Gather all lines in the records below that include the word "Pablo".

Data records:
.....

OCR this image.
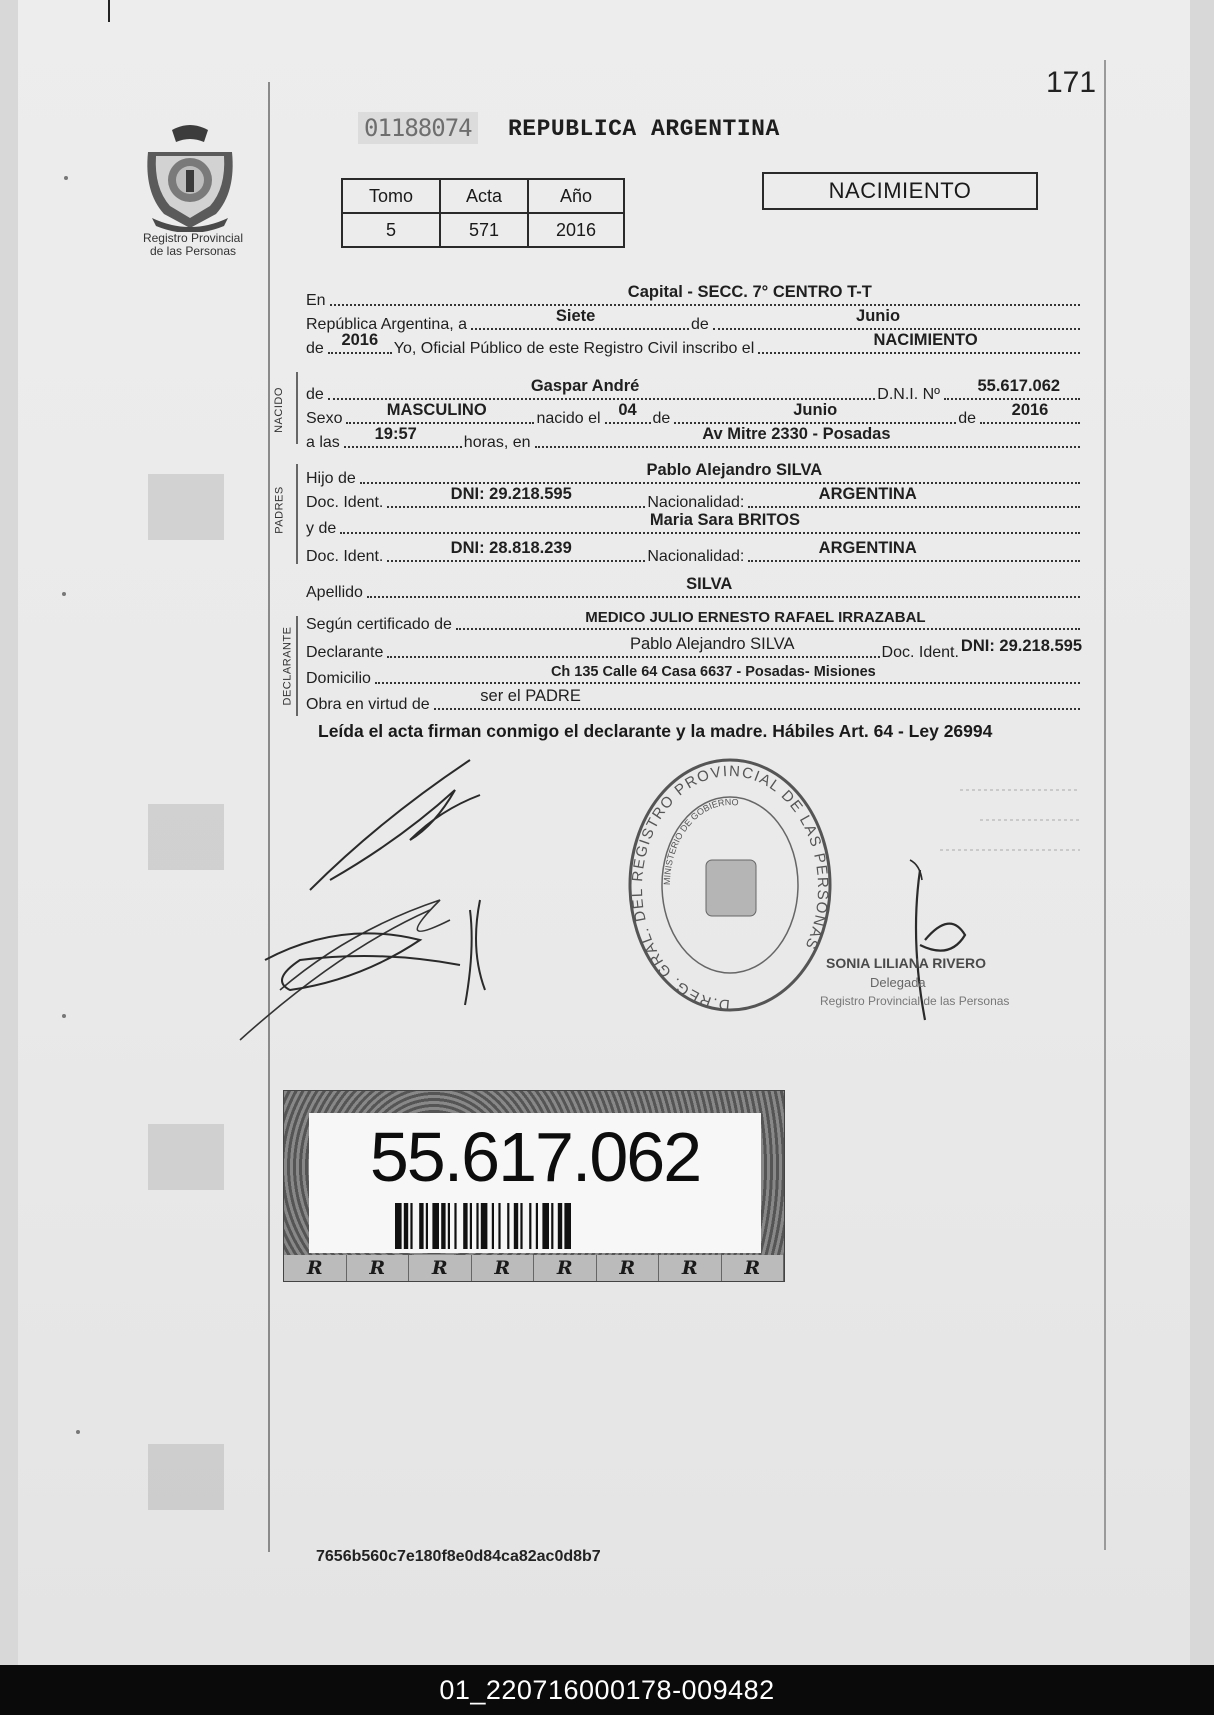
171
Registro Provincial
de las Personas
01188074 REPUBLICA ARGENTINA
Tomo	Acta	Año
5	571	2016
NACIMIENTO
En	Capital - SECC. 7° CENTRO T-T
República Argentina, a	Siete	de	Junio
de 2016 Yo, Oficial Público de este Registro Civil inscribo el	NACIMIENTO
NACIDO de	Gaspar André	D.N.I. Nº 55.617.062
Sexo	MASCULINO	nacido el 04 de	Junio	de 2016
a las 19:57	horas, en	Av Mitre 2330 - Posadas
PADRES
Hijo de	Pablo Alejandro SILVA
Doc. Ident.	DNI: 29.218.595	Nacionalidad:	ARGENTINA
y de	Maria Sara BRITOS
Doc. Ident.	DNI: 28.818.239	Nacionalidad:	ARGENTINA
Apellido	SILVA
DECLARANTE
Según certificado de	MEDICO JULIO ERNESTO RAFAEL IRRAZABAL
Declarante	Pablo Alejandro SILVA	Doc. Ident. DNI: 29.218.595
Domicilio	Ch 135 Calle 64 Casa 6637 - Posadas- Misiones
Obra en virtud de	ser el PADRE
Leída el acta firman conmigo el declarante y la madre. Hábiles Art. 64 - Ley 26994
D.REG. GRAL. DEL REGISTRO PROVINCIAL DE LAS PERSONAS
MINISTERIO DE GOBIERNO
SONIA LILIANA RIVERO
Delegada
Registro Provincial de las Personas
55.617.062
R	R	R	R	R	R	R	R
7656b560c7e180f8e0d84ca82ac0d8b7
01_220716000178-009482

.....

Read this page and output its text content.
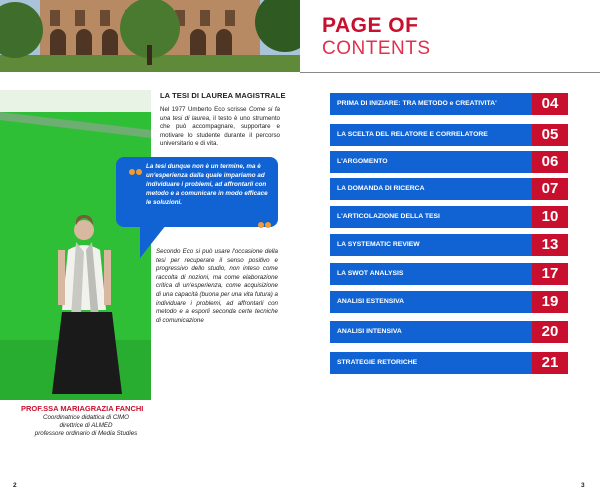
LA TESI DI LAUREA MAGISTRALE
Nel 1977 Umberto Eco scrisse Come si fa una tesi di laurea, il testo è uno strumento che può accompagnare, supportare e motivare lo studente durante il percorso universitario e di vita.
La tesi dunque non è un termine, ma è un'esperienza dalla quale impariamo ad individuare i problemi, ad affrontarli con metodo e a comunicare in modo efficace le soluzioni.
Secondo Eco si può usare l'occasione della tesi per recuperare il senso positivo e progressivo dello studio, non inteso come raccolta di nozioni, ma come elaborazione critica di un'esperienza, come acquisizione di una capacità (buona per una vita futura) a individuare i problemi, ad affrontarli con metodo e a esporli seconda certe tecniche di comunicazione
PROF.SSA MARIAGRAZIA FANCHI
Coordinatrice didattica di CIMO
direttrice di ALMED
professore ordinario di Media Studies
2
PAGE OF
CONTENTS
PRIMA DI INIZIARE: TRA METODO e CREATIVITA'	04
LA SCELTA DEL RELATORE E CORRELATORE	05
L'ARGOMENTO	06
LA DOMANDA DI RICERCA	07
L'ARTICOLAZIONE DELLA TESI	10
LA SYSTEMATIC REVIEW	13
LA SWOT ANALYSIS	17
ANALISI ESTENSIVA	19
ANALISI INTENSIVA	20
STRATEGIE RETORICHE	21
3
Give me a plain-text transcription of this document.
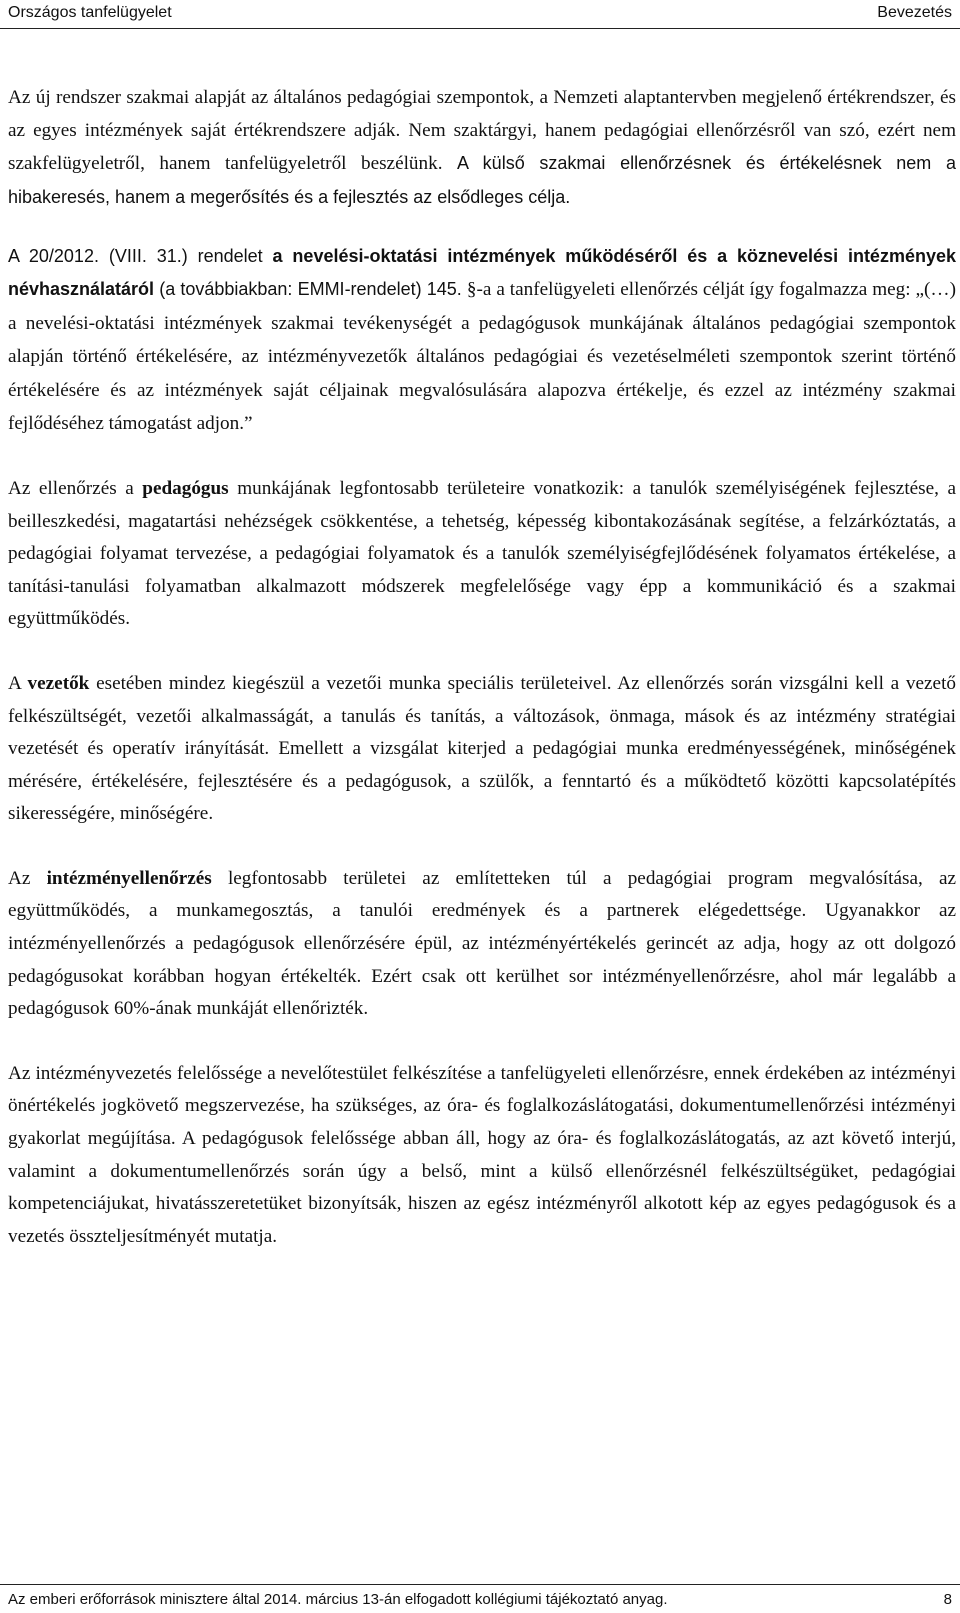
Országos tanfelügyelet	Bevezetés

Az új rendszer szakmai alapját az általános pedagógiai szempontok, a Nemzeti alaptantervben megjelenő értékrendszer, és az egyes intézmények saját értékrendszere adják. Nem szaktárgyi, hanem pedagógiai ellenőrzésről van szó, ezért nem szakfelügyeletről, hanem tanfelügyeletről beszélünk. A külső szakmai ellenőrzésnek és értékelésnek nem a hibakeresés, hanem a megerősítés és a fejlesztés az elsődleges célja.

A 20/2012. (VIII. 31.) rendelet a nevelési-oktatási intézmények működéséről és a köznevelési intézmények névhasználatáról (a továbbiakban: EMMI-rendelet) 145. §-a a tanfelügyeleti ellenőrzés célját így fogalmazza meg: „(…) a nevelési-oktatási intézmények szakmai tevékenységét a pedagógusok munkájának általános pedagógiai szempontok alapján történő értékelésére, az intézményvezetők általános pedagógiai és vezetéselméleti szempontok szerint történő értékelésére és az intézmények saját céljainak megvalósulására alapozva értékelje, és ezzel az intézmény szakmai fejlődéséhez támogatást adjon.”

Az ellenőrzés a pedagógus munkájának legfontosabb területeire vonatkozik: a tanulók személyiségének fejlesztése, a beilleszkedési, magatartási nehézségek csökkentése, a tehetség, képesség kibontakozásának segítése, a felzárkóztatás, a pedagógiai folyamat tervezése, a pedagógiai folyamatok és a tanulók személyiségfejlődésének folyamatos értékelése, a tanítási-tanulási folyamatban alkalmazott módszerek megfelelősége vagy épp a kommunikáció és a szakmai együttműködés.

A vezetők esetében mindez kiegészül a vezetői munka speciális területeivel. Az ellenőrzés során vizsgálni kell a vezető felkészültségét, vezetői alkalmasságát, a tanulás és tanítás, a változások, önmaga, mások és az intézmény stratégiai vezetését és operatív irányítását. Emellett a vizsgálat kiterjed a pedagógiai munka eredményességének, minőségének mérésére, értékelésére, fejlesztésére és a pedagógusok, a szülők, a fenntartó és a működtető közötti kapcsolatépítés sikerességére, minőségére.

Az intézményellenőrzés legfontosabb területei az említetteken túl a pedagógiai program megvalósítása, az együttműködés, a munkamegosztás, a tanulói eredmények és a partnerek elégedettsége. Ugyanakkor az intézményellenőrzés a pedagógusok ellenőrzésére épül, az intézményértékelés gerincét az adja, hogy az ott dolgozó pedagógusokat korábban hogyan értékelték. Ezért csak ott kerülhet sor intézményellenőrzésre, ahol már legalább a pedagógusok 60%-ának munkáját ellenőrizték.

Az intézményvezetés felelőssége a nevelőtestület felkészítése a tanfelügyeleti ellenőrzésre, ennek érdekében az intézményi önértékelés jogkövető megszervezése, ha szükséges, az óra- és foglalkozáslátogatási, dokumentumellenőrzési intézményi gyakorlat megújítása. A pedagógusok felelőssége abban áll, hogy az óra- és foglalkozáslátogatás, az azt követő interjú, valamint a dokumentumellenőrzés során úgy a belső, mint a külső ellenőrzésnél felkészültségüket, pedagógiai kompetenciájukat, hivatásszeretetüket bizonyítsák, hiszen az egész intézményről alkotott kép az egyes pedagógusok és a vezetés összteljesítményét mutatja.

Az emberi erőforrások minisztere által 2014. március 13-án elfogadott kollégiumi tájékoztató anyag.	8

.....

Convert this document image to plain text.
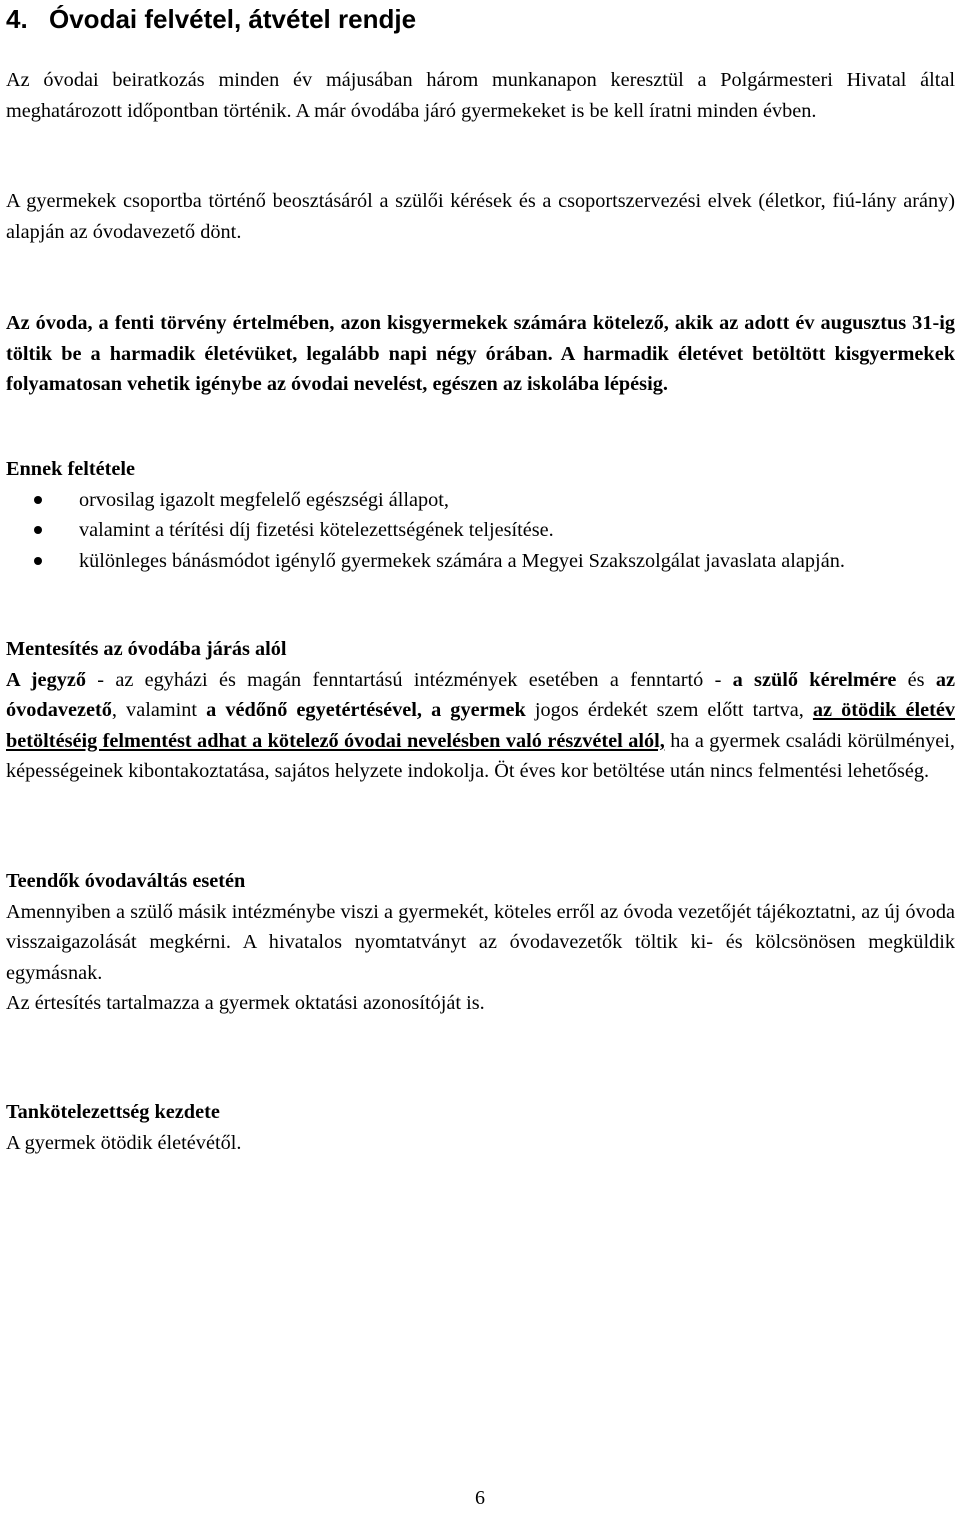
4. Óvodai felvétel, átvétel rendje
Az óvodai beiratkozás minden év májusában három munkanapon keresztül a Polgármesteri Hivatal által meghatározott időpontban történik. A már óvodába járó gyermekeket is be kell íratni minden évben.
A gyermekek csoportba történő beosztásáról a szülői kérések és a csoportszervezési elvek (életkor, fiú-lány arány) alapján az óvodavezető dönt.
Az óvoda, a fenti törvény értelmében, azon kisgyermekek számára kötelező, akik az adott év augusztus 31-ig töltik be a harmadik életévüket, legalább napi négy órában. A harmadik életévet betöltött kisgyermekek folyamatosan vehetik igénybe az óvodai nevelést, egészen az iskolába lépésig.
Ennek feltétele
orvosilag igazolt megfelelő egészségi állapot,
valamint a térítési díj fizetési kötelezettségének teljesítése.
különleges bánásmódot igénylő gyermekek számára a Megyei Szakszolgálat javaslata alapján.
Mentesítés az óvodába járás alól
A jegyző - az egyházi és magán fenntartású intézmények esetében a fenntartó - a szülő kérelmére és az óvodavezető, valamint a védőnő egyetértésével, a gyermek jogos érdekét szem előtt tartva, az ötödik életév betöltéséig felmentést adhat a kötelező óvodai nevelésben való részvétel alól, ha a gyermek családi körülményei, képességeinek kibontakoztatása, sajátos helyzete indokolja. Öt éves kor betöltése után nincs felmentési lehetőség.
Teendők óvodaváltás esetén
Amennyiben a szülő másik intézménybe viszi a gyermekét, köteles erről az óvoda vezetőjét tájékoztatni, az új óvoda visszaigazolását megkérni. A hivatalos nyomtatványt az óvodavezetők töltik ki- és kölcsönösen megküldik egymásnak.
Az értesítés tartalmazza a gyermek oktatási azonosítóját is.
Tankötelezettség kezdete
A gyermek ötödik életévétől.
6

.....

ANSWER FOR THIS EXERCISE
Hijo de	Pablo Alejandro SILVA
Declarante	Pablo Alejandro SILVA	Doc. Ident. DNI: 29.218.595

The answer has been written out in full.